- _INSTRUÇÕES DA TAREFA_: Escreva, sem mudar nada, a parte do texto sobre a burguesia nacional que começa nas palavras "Eu e outros" e vai até "por Getúlio Vargas.", inclusive.

- _TRECHO DO DOCUMENTO_:
'''
O debate sobre o feudalismo se desdobrou imediatamente no debate sobre a burguesia nacional. Tratava-se de saber até que ponto o capitalismo da região havia criado uma burguesia nacional capaz de propor uma revolução nacional democrática. Outra vez Frank polarizou a discussão com sua negação rotunda do caráter nacional das burguesias latino-americanas. Formadas nos interesses do comércio internacional, elas se identificavam com os interesses do capital imperialista e abdicavam completamente de qualquer aspiração nacional e democrática. Vários estudos mostravam os limites do empresariado da região: pouco conhecimento da realidade política do país, pouca presença junto ao sistema de poder, pouco conhecimento técnico e econômico, falta de uma postura inovadora e de uma vontade de opor-se aos interesses do capital internacional que pudessem prejudicar o empresariado nacional.

Eu e outros sociólogos nos lançamos contra estas concepções simplistas. Nos anos 30, figuras como Roberto Simonsen, Euvaldo Lodi e vários outros mostravam uma ampla consciência política e econômica do empresariado nacional. Suas entidades de classe como a Federação Nacional da Indústria, formulavam um projeto de desenvolvimento com alto conteúdo nacionalista e apoiavam o projeto de Estado Nacional Democrático dirigido por Getúlio Vargas.
'''
[Registros de um conjunto de dados]
'''
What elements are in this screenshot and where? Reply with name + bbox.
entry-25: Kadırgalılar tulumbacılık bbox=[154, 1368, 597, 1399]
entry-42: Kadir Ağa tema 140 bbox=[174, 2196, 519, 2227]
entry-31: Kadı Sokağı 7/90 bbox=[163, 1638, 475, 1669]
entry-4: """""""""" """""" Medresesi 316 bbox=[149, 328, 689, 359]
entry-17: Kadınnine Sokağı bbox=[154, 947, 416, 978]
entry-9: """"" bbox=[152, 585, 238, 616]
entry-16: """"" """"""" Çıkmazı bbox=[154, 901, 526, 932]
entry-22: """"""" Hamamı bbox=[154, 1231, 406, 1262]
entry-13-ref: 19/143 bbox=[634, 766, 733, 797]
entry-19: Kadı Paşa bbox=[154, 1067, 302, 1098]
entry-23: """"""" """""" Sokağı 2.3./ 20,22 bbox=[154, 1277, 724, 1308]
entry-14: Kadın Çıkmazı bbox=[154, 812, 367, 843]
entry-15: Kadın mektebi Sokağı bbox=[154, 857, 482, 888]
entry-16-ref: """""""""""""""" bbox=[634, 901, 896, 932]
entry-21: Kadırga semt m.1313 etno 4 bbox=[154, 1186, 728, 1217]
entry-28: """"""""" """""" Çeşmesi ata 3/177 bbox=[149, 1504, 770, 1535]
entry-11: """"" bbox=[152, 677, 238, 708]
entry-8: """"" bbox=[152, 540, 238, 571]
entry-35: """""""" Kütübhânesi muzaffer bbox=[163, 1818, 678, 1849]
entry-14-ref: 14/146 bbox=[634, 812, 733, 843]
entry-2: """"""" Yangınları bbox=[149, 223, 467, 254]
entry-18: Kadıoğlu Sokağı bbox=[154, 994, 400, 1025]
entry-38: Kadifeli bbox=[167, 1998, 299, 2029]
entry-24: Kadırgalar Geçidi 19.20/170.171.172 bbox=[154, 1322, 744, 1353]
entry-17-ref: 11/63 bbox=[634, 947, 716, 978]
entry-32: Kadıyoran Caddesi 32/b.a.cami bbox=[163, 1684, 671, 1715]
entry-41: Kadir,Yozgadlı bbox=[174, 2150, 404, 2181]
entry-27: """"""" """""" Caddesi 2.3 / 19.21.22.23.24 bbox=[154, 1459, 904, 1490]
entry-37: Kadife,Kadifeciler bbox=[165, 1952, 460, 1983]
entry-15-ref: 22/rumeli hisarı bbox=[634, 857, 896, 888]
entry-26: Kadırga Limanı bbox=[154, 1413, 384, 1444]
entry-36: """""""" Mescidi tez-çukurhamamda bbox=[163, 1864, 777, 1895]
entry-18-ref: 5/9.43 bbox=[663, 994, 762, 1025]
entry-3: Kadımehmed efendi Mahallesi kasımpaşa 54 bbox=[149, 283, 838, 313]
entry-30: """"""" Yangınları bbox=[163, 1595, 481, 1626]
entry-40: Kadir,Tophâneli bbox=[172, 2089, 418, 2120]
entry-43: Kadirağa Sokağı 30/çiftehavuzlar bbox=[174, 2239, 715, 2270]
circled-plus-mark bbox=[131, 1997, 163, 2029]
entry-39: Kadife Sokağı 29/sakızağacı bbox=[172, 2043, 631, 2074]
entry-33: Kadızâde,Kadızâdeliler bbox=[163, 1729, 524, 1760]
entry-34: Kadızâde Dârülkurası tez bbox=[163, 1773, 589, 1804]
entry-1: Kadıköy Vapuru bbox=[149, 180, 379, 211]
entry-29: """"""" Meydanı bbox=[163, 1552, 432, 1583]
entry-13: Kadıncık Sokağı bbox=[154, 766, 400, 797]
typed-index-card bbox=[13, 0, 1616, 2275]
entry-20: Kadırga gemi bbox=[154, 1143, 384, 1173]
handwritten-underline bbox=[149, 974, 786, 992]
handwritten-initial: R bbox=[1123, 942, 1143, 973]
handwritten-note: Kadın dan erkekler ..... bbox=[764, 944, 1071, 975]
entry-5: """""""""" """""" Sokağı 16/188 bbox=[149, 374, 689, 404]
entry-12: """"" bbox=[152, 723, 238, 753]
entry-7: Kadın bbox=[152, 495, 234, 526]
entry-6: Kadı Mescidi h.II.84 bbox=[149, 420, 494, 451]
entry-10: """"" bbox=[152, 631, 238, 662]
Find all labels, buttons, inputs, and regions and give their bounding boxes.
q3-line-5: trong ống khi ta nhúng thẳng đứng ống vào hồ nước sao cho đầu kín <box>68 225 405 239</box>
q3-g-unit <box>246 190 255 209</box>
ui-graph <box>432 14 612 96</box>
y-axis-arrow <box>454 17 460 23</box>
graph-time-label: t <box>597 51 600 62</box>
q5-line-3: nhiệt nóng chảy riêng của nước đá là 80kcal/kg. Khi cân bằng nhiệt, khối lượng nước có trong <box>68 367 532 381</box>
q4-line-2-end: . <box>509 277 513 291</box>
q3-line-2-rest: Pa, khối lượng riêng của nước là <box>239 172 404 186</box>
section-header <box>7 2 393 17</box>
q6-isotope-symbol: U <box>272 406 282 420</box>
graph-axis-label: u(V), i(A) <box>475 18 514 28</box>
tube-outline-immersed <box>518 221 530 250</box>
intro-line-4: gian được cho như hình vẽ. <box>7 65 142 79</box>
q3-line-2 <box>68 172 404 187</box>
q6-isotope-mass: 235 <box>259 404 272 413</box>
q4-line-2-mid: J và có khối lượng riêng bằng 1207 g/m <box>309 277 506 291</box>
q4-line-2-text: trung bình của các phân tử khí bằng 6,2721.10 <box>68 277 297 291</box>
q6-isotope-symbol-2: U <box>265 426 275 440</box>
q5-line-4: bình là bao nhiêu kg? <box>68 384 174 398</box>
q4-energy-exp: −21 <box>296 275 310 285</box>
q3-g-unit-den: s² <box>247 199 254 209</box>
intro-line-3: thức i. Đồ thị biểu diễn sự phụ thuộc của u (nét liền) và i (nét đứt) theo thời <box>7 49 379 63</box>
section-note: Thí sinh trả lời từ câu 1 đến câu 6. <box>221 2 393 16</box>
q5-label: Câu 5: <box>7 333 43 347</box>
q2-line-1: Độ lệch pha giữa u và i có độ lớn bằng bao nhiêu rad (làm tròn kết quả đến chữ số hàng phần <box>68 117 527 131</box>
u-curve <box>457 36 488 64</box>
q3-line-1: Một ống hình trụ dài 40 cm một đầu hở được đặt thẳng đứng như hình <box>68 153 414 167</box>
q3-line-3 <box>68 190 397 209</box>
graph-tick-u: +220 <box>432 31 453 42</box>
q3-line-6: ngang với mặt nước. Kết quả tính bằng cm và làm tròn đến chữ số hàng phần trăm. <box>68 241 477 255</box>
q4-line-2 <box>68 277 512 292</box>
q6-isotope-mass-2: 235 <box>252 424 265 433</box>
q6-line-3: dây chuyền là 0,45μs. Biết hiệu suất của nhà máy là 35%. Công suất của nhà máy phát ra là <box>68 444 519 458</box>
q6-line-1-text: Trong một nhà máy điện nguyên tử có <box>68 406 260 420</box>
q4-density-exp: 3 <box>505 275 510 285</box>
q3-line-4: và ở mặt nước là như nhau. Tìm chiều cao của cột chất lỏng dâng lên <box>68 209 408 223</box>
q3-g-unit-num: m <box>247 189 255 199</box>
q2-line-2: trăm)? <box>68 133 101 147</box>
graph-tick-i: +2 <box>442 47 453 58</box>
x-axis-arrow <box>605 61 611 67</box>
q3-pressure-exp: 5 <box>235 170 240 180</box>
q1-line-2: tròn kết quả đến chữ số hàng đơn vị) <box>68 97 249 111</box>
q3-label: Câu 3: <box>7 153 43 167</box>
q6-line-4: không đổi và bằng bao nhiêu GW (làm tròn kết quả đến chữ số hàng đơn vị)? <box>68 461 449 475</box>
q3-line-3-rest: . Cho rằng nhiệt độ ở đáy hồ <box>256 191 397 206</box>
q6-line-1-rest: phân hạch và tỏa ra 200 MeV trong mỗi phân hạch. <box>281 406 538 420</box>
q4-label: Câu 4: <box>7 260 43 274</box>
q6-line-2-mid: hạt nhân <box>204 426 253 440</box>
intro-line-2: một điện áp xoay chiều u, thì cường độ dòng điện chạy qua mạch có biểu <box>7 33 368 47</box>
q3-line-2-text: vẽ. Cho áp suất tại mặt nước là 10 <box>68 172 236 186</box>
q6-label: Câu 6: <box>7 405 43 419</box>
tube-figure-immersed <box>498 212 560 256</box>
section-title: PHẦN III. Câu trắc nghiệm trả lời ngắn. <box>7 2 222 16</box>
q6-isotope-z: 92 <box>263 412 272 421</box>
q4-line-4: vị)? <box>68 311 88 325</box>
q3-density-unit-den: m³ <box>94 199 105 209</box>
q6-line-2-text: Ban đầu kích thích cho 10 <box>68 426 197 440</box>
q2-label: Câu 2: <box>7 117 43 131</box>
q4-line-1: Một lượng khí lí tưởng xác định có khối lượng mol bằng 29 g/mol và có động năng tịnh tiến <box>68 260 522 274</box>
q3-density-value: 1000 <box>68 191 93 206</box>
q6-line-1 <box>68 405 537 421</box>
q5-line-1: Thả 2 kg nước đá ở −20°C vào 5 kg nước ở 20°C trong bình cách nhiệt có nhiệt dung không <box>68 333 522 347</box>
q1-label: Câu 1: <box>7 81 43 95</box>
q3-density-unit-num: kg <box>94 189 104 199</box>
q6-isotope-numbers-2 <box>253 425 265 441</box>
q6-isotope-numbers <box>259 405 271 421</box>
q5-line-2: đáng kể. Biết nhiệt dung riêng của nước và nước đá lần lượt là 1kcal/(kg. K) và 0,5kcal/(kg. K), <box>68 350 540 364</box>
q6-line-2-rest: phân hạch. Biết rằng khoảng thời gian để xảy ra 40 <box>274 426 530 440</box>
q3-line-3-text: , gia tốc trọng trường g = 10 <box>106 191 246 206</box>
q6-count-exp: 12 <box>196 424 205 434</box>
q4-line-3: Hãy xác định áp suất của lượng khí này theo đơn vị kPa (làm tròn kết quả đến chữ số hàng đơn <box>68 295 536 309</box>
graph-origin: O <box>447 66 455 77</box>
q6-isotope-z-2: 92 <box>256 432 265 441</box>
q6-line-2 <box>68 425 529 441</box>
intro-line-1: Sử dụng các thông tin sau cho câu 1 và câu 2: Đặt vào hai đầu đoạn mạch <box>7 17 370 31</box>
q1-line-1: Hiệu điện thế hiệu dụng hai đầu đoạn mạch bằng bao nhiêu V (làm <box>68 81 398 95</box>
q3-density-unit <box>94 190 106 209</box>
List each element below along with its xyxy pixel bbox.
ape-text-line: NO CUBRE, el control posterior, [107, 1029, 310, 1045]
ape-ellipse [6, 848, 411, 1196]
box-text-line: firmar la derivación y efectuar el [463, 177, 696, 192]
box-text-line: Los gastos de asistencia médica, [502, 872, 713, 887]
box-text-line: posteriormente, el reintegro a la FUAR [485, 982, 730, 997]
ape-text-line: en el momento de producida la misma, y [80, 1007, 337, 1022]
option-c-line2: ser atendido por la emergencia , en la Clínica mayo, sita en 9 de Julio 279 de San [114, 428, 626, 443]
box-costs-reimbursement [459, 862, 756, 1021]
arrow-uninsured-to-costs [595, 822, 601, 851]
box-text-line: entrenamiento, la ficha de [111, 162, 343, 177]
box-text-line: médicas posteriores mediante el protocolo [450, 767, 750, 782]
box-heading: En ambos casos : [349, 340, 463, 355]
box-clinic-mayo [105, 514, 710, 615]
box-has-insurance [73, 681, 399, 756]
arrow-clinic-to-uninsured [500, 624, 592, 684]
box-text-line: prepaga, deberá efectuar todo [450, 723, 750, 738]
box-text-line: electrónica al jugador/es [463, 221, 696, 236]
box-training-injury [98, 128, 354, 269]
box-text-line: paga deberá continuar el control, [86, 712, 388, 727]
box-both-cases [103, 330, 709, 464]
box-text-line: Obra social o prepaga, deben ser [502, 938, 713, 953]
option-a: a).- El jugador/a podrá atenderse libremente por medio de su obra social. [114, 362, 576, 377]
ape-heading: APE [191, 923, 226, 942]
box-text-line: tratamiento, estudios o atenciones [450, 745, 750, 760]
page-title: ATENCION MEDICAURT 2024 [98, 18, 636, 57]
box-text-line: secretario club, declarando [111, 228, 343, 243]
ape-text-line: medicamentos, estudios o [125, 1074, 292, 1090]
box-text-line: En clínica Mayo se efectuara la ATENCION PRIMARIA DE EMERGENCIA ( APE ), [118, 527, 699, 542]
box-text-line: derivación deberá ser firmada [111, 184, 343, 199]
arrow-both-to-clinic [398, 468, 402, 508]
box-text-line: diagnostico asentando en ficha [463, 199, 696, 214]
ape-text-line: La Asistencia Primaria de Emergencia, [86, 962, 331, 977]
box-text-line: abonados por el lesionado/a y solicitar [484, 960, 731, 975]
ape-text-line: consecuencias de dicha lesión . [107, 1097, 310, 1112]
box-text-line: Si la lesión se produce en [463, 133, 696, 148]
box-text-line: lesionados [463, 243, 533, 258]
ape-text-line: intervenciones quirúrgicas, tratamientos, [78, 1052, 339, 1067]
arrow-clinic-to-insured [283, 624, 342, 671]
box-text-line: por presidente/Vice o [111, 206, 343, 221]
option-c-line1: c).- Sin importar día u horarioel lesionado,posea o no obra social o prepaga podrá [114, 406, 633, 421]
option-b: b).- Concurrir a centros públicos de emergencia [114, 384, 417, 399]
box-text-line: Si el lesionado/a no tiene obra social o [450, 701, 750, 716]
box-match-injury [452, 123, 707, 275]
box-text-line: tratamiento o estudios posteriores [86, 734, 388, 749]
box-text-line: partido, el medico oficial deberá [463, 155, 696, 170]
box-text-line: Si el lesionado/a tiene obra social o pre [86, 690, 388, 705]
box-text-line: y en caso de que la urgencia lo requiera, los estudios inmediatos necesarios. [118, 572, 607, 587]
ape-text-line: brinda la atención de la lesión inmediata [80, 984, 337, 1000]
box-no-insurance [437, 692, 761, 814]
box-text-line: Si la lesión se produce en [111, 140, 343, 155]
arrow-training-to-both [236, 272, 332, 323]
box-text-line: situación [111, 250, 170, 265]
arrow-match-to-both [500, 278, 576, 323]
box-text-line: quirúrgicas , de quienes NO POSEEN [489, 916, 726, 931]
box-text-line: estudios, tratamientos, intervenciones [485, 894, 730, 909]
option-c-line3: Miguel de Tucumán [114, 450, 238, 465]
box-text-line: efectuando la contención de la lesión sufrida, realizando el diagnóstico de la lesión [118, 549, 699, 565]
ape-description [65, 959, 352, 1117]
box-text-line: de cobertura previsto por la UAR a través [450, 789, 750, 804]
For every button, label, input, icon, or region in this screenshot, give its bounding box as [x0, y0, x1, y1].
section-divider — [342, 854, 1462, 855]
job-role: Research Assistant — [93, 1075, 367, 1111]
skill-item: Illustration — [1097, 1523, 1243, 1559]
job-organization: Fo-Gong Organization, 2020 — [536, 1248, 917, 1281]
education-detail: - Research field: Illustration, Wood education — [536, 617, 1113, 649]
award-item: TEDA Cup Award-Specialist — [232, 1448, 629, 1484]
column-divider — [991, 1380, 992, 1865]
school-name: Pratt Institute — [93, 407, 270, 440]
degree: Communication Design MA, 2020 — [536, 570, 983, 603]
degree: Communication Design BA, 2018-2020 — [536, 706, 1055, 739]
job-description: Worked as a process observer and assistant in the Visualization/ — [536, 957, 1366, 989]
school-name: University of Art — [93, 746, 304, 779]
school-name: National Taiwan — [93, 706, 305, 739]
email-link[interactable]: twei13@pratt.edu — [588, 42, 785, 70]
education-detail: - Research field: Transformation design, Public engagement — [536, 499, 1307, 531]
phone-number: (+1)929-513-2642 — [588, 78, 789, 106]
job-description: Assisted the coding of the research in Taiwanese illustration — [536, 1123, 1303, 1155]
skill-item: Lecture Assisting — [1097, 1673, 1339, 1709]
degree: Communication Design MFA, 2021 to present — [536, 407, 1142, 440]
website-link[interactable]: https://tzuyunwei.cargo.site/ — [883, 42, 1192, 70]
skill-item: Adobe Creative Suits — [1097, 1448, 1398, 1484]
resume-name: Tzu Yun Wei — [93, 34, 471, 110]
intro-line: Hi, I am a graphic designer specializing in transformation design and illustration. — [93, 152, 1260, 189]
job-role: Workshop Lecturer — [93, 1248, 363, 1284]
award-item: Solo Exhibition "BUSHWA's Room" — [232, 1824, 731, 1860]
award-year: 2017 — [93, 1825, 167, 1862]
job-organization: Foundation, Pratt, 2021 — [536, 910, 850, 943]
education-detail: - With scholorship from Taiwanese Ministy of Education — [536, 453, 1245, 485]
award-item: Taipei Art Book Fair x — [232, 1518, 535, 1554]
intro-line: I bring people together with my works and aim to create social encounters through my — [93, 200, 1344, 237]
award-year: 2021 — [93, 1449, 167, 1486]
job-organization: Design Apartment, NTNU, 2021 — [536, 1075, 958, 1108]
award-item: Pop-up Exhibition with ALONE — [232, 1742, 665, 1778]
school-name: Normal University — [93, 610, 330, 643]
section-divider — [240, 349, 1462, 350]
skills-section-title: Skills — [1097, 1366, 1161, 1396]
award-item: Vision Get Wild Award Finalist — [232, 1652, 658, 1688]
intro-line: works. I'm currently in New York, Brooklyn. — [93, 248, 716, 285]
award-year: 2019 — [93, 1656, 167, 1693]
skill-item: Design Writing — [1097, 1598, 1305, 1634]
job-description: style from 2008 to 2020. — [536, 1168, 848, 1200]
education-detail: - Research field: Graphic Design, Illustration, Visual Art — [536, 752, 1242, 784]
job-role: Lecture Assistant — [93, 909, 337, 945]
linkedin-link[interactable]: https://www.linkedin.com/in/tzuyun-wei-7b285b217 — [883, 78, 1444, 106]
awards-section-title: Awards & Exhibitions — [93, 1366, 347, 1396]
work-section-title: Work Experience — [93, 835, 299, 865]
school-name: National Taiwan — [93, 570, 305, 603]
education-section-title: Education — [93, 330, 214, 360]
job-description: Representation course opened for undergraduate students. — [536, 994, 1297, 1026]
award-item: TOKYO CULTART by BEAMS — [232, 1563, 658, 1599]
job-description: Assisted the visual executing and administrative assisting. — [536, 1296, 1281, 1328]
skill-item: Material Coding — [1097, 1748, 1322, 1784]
'''
- _RESPOSTA_:
Eu e outros sociólogos nos lançamos contra estas concepções simplistas. Nos anos 30, figuras como Roberto Simonsen, Euvaldo Lodi e vários outros mostravam uma ampla consciência política e econômica do empresariado nacional. Suas entidades de classe como a Federação Nacional da Indústria, formulavam um projeto de desenvolvimento com alto conteúdo nacionalista e apoiavam o projeto de Estado Nacional Democrático dirigido por Getúlio Vargas.